Start of ARTICLE
The NASES procedure was implemented in two stages. We obtained a pretraining architecture decoder and a pretraining architecture simulator in the first stage and provided the compression rate between the embedding size and testing loss. In the second stage, we used the NASES procedure for image classification on CIFAR-10 by using the network pretrained in the first stage. The results of the experiment were efficient and indicated that NASES was highly efficient and considerably reduced the number of searching architectures to 100 in 12 GPU hours. Thus, the results were comparable with that of other popular NAS methods.
2 Related Work
2.1 Reinforcement Learning with Action Embedding
Reinforcement learning is a general approach that can be applied broadly to various areas. However, the large and discrete action space causes problems in function approximation. The majority of studies have focused on two approaches, one approach factorizes the action space into binary subspaces (Pazis and Parr, 2011; Dulac-Arnold et al., 2011). The other approach involves embedding discrete actions into a continuous action, determining optimal actions in the continuous space, and selecting the nearest discrete action to reduce the scaling of action sizes (Dulac-Arnold et al., 2015; Hasselt and Wiering, 2009).
End of ARTICLE
Start of GIVEN INFORMATION
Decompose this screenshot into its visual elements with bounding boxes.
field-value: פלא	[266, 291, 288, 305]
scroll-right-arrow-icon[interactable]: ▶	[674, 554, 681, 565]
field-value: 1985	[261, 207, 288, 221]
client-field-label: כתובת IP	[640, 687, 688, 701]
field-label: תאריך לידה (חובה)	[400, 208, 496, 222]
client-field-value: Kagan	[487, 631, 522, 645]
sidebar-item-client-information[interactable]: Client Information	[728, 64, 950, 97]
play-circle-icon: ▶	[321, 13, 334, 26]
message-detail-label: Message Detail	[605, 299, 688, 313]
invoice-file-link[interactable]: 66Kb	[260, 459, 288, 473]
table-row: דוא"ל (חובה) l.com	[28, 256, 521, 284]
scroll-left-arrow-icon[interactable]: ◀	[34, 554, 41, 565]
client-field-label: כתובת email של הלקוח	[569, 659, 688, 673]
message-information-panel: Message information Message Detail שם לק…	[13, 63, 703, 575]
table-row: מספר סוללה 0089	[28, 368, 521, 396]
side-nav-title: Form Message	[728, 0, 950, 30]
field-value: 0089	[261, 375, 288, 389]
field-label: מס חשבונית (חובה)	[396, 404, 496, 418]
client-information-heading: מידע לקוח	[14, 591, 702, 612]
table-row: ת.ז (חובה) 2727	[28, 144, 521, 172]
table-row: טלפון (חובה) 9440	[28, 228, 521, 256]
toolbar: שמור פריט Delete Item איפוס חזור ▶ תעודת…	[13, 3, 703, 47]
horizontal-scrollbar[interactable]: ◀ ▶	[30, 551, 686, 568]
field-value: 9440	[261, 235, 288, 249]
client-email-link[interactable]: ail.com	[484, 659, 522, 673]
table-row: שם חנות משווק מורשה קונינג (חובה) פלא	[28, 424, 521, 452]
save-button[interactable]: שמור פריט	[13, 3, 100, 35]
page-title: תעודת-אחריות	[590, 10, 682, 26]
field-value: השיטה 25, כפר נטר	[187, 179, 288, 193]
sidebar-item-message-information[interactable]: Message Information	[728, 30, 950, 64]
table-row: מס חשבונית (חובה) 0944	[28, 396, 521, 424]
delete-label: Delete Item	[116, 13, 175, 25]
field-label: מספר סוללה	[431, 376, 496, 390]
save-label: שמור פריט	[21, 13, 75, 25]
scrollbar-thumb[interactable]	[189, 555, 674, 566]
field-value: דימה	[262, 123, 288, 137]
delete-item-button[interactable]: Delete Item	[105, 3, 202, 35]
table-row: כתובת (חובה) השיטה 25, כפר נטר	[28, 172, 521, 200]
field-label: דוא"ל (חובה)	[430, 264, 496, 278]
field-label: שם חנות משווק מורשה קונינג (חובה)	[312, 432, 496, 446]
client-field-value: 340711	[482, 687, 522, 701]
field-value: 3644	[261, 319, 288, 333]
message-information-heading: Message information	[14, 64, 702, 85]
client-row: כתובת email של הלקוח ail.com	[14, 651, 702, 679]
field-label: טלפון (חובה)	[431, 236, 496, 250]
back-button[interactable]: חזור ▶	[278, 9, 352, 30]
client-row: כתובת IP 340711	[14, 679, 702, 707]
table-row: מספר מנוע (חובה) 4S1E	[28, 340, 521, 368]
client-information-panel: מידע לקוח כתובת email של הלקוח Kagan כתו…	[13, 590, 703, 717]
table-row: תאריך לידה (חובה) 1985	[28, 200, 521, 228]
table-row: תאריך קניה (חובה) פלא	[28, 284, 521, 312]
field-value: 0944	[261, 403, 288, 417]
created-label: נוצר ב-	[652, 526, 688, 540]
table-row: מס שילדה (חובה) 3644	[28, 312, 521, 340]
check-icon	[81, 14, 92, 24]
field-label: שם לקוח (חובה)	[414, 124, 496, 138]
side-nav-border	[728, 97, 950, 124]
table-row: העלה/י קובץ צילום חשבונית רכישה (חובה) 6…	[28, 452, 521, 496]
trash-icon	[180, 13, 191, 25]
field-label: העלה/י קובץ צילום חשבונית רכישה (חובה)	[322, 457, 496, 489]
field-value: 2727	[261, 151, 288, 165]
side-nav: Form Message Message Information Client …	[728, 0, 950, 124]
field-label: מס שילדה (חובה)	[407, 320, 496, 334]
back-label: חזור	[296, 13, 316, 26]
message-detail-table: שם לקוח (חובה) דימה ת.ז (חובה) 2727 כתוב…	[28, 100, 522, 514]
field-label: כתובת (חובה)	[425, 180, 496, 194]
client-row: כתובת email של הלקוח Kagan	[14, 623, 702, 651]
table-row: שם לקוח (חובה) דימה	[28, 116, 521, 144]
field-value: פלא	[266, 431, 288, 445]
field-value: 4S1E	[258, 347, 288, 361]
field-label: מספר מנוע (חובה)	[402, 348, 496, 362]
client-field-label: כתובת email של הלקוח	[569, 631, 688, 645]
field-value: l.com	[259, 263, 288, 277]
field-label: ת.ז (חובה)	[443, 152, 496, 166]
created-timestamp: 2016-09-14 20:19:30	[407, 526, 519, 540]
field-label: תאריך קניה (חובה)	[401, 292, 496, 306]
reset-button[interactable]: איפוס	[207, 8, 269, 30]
End of GIVEN INFORMATION
### SHORT PROBLEM:
Answer these questions from the NASES text:
(a) On which dataset was NASES used for image classification in the second stage?
(b) To how many searching architectures did NASES reduce the search, and in how many GPU hours?
(c) Into what does one approach to large, discrete action spaces factorize the action space?

### SOLUTION TO THIS TASK:
(a) CIFAR-10
(b) 100 architectures in 12 GPU hours
(c) Binary subspaces